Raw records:
+===+

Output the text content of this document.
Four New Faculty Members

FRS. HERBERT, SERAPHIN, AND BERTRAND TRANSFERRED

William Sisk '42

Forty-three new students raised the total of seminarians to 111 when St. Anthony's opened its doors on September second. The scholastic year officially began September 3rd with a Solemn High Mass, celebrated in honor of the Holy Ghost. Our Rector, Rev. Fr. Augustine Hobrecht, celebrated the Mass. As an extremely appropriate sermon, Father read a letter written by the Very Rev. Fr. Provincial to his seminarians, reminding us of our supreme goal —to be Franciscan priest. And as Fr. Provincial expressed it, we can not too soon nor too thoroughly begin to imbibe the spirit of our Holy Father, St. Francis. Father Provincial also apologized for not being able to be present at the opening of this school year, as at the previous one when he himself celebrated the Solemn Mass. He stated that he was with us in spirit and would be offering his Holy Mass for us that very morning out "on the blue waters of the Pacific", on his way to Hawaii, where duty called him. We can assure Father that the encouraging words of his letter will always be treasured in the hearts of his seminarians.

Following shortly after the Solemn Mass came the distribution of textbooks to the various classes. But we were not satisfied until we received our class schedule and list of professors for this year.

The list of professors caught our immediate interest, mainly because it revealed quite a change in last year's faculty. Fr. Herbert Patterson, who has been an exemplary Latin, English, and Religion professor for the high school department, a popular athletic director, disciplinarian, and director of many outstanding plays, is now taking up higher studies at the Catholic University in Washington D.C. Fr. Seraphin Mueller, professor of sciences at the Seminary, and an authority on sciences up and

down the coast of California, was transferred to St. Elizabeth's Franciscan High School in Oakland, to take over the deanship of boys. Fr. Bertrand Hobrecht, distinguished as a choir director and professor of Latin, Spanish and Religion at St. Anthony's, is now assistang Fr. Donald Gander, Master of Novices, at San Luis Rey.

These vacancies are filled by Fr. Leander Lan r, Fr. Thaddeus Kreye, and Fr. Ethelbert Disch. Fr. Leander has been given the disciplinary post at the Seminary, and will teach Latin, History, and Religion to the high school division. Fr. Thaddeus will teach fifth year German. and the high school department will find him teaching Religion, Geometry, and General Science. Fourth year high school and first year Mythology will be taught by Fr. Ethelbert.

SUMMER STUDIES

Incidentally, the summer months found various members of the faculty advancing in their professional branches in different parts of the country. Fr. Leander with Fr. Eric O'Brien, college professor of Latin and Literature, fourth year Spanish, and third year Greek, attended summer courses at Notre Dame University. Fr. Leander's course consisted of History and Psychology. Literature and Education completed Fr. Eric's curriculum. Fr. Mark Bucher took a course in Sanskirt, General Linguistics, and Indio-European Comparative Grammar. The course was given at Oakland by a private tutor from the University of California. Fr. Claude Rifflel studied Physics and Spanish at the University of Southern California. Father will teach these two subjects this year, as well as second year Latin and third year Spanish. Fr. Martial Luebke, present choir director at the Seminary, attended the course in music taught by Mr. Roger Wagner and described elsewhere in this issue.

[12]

+===+

Find the lines containing "Spanish" and pull them out.

_Reply_
down the coast of California, was transferred to St. Elizabeth's Franciscan High School in Oakland, to take over the deanship of boys. Fr. Bertrand Hobrecht, distinguished as a choir director and professor of Latin, Spanish and Religion at St. Anthony's, is now assistang Fr. Donald Gander, Master of Novices, at San Luis Rey.
Incidentally, the summer months found various members of the faculty advancing in their professional branches in different parts of the country. Fr. Leander with Fr. Eric O'Brien, college professor of Latin and Literature, fourth year Spanish, and third year Greek, attended summer courses at Notre Dame University. Fr. Leander's course consisted of History and Psychology. Literature and Education completed Fr. Eric's curriculum. Fr. Mark Bucher took a course in Sanskirt, General Linguistics, and Indio-European Comparative Grammar. The course was given at Oakland by a private tutor from the University of California. Fr. Claude Rifflel studied Physics and Spanish at the University of Southern California. Father will teach these two subjects this year, as well as second year Latin and third year Spanish. Fr. Martial Luebke, present choir director at the Seminary, attended the course in music taught by Mr. Roger Wagner and described elsewhere in this issue.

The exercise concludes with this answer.